What to produce >> Rewrite the data from its first line through the line holding "- cell-log-delta-g: [150, 883, 340, 909]", inclusive, putting "marker" in place of every "constraint-marker" and leaving everything else unchanged. Return only those lines.

Labeled box data >>
## Start
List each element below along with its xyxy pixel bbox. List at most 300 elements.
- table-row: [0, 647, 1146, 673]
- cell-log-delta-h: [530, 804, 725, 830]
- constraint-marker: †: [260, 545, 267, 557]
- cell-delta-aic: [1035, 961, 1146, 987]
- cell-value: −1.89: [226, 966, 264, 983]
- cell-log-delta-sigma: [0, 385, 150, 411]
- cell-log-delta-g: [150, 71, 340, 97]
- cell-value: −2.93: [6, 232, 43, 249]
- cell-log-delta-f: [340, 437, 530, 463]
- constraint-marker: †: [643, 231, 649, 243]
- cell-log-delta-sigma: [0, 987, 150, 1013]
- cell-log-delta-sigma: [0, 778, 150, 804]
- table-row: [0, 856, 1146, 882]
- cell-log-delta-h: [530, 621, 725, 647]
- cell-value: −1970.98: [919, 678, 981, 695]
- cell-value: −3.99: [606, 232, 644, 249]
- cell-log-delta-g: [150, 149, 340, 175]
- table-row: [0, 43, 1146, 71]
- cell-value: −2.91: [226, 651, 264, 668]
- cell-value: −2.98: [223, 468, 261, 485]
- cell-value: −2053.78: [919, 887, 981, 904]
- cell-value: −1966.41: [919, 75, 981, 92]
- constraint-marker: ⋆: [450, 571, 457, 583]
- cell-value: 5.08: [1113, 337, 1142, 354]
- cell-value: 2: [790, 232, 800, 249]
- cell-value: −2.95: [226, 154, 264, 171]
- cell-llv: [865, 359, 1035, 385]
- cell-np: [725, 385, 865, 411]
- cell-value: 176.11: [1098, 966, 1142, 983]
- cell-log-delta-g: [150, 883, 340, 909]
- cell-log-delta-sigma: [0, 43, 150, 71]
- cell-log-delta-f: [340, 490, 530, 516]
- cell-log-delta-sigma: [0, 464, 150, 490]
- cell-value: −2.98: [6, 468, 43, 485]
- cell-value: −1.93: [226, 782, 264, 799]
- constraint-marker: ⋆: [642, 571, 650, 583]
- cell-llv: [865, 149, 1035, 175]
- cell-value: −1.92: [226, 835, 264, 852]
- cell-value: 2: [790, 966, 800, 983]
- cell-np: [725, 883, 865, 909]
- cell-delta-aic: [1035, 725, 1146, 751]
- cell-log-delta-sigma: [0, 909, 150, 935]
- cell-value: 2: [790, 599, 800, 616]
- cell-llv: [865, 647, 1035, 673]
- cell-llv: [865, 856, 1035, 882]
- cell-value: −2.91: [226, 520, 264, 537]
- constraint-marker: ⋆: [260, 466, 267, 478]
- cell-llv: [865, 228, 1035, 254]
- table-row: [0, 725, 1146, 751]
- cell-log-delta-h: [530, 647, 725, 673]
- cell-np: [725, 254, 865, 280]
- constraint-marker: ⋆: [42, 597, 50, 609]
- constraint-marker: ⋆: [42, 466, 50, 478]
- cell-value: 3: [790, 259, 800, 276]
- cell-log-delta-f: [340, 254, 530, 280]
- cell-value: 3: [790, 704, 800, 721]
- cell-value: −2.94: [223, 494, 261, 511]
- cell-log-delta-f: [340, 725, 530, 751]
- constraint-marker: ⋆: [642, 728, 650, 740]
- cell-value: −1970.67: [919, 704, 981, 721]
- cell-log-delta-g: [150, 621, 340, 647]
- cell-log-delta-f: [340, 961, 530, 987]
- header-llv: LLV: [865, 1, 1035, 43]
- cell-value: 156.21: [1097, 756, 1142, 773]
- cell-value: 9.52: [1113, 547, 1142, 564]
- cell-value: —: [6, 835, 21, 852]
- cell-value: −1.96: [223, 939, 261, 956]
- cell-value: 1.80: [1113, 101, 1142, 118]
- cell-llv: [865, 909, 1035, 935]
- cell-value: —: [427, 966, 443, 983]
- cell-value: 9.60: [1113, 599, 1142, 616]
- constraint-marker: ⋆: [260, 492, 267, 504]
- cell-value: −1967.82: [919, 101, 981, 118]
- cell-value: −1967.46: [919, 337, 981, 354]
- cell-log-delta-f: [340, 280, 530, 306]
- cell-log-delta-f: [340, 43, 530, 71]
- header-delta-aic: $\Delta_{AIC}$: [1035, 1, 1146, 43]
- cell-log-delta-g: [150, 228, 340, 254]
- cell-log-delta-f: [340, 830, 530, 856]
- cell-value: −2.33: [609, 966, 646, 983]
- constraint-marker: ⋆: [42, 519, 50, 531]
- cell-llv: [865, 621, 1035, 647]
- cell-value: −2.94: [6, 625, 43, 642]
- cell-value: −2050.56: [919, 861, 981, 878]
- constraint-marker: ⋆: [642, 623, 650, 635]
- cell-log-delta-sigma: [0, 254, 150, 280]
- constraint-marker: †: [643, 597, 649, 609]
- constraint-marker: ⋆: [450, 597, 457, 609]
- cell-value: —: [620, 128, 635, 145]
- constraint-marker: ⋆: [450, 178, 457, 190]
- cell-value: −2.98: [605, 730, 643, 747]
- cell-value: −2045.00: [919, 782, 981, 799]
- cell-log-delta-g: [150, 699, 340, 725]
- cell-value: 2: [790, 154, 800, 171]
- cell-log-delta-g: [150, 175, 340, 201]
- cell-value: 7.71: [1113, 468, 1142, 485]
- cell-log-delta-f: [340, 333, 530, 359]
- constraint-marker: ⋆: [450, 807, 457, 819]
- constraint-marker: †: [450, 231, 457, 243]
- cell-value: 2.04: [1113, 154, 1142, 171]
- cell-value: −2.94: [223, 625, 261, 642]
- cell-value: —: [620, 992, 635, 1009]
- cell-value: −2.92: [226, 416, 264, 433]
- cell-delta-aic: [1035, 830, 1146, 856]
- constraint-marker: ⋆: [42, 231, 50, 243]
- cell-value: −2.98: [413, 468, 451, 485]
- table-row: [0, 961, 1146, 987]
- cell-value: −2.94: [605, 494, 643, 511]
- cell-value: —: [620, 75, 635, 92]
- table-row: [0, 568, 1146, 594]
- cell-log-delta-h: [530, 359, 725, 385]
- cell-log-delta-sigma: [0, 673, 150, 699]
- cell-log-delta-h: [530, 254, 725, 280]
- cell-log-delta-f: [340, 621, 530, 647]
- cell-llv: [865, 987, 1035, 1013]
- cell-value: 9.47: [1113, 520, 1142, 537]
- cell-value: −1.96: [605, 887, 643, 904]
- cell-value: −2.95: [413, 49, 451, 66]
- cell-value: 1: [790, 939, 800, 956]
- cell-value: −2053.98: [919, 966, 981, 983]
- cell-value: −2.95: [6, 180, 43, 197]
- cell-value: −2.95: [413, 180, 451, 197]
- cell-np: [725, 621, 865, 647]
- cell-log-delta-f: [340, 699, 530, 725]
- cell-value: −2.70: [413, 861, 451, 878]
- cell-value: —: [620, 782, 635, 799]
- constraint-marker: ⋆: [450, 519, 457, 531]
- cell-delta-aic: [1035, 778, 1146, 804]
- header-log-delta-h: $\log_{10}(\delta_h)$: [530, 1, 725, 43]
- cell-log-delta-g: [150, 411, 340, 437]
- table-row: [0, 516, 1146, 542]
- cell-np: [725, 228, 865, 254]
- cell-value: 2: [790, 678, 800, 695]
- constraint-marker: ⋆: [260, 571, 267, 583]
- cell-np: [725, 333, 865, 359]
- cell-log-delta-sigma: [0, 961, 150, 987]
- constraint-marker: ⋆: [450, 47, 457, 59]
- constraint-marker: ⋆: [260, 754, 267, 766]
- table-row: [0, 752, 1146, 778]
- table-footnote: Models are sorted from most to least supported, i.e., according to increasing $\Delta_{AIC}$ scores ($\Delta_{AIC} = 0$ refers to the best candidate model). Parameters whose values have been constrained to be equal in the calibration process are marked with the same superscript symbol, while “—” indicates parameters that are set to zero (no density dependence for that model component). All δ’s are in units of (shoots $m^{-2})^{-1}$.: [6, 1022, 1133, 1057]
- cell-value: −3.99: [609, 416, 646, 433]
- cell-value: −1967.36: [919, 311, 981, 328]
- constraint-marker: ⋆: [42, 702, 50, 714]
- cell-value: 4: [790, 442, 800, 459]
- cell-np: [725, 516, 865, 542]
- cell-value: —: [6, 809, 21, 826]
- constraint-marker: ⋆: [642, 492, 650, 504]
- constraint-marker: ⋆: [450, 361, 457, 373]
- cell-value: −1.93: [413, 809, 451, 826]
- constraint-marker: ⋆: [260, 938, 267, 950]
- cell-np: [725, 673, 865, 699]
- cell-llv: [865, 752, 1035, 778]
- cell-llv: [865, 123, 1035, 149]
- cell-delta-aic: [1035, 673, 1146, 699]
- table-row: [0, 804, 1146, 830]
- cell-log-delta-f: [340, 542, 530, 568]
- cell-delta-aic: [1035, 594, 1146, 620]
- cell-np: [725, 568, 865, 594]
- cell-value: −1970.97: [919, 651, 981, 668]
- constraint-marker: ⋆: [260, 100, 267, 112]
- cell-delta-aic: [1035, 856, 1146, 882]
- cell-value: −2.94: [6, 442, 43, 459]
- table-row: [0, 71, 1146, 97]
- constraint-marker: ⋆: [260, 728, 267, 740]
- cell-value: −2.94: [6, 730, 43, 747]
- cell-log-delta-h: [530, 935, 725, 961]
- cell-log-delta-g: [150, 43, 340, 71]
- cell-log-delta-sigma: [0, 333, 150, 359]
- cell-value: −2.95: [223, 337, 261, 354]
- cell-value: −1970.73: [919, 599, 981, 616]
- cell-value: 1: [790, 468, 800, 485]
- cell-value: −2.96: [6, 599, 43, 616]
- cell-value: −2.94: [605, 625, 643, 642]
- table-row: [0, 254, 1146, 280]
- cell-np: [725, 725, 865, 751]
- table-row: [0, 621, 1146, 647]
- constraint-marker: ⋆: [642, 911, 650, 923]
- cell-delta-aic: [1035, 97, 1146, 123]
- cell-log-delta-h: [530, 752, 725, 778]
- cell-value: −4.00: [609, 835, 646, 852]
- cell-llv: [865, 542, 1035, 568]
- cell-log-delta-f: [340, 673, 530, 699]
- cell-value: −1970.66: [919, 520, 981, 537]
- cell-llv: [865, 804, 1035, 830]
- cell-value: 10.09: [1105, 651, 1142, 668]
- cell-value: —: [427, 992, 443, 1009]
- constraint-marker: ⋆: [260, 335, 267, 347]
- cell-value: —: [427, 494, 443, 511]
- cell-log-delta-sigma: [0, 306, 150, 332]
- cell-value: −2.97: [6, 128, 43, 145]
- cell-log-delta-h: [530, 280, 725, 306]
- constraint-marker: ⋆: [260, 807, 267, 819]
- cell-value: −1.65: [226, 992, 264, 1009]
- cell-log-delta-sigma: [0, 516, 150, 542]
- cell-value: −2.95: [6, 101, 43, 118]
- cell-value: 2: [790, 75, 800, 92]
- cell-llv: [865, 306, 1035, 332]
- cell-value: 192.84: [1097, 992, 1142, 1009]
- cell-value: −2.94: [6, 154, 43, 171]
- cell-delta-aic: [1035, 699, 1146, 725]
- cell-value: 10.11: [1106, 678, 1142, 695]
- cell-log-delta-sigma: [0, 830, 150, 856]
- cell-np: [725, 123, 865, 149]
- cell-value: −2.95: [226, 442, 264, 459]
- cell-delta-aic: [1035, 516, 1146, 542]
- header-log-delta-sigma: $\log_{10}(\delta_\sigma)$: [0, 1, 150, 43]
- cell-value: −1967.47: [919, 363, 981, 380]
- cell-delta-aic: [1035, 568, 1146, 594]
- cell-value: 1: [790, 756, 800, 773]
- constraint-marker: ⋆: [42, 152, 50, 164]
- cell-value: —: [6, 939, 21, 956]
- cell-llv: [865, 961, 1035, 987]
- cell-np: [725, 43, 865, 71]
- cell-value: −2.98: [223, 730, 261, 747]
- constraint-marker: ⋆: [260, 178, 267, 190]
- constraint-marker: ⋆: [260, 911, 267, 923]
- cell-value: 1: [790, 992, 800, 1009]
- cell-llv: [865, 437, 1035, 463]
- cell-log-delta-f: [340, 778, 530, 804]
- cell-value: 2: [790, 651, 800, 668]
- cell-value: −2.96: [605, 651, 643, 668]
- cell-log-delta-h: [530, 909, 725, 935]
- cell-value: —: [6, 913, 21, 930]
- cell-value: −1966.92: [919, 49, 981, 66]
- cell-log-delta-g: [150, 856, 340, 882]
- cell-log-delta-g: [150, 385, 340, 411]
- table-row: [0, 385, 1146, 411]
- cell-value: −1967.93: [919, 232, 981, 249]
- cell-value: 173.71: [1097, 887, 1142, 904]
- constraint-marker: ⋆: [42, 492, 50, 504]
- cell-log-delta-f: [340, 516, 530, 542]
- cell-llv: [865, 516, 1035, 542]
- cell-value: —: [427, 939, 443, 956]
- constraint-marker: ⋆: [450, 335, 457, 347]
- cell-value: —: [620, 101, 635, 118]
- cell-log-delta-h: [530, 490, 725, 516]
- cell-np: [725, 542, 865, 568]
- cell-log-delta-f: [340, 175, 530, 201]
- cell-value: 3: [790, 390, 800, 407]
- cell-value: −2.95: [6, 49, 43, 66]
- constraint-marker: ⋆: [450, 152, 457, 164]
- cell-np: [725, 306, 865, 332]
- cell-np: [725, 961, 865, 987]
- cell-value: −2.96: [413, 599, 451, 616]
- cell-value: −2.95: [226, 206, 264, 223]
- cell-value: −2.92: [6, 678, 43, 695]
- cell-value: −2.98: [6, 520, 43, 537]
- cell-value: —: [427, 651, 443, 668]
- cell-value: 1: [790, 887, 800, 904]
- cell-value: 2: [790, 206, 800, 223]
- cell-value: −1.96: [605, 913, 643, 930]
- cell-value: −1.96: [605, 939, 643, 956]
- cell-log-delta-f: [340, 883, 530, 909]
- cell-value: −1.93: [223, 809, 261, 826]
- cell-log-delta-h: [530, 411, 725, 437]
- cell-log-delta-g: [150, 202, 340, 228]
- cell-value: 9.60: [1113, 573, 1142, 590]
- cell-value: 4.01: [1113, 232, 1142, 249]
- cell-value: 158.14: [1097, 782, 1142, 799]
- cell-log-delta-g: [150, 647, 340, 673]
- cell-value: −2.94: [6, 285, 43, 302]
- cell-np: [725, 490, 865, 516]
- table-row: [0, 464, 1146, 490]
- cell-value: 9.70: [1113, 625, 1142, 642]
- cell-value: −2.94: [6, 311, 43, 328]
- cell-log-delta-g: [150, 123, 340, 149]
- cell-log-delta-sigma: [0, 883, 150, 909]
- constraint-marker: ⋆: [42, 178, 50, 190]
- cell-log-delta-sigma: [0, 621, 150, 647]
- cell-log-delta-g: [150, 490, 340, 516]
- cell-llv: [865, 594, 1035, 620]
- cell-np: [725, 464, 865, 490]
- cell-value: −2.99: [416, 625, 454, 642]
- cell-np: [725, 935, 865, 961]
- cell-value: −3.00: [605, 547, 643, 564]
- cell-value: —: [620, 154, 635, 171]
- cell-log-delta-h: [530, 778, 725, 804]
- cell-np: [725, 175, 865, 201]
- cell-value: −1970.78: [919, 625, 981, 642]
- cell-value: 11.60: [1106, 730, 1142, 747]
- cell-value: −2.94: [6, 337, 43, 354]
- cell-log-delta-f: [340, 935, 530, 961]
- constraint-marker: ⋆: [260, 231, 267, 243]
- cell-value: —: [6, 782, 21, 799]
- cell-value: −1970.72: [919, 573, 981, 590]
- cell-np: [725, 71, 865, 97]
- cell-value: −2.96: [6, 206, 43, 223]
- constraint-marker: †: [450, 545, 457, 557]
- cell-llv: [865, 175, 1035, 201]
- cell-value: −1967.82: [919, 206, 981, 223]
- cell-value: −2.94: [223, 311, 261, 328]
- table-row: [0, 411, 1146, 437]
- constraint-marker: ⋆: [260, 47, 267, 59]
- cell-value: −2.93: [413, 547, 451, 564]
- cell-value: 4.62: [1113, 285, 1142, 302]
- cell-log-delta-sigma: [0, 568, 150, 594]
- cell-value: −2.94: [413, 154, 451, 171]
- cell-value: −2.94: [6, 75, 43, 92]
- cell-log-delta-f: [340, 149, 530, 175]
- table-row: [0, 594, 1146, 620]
## End
Answer to this task >>
List each element below along with its xyxy pixel bbox. List at most 300 elements.
- table-row: [0, 647, 1146, 673]
- cell-log-delta-h: [530, 804, 725, 830]
- marker: †: [260, 545, 267, 557]
- cell-delta-aic: [1035, 961, 1146, 987]
- cell-value: −1.89: [226, 966, 264, 983]
- cell-log-delta-sigma: [0, 385, 150, 411]
- cell-log-delta-g: [150, 71, 340, 97]
- cell-value: −2.93: [6, 232, 43, 249]
- cell-log-delta-f: [340, 437, 530, 463]
- marker: †: [643, 231, 649, 243]
- cell-log-delta-sigma: [0, 987, 150, 1013]
- cell-log-delta-sigma: [0, 778, 150, 804]
- table-row: [0, 856, 1146, 882]
- cell-log-delta-h: [530, 621, 725, 647]
- cell-value: −1970.98: [919, 678, 981, 695]
- cell-value: −3.99: [606, 232, 644, 249]
- cell-log-delta-g: [150, 149, 340, 175]
- table-row: [0, 43, 1146, 71]
- cell-value: −2.91: [226, 651, 264, 668]
- cell-value: −2.98: [223, 468, 261, 485]
- cell-value: −2053.78: [919, 887, 981, 904]
- cell-value: −1966.41: [919, 75, 981, 92]
- marker: ⋆: [450, 571, 457, 583]
- cell-value: 5.08: [1113, 337, 1142, 354]
- cell-value: 2: [790, 232, 800, 249]
- cell-value: −2.95: [226, 154, 264, 171]
- cell-llv: [865, 359, 1035, 385]
- cell-np: [725, 385, 865, 411]
- cell-value: 176.11: [1098, 966, 1142, 983]
- cell-log-delta-g: [150, 883, 340, 909]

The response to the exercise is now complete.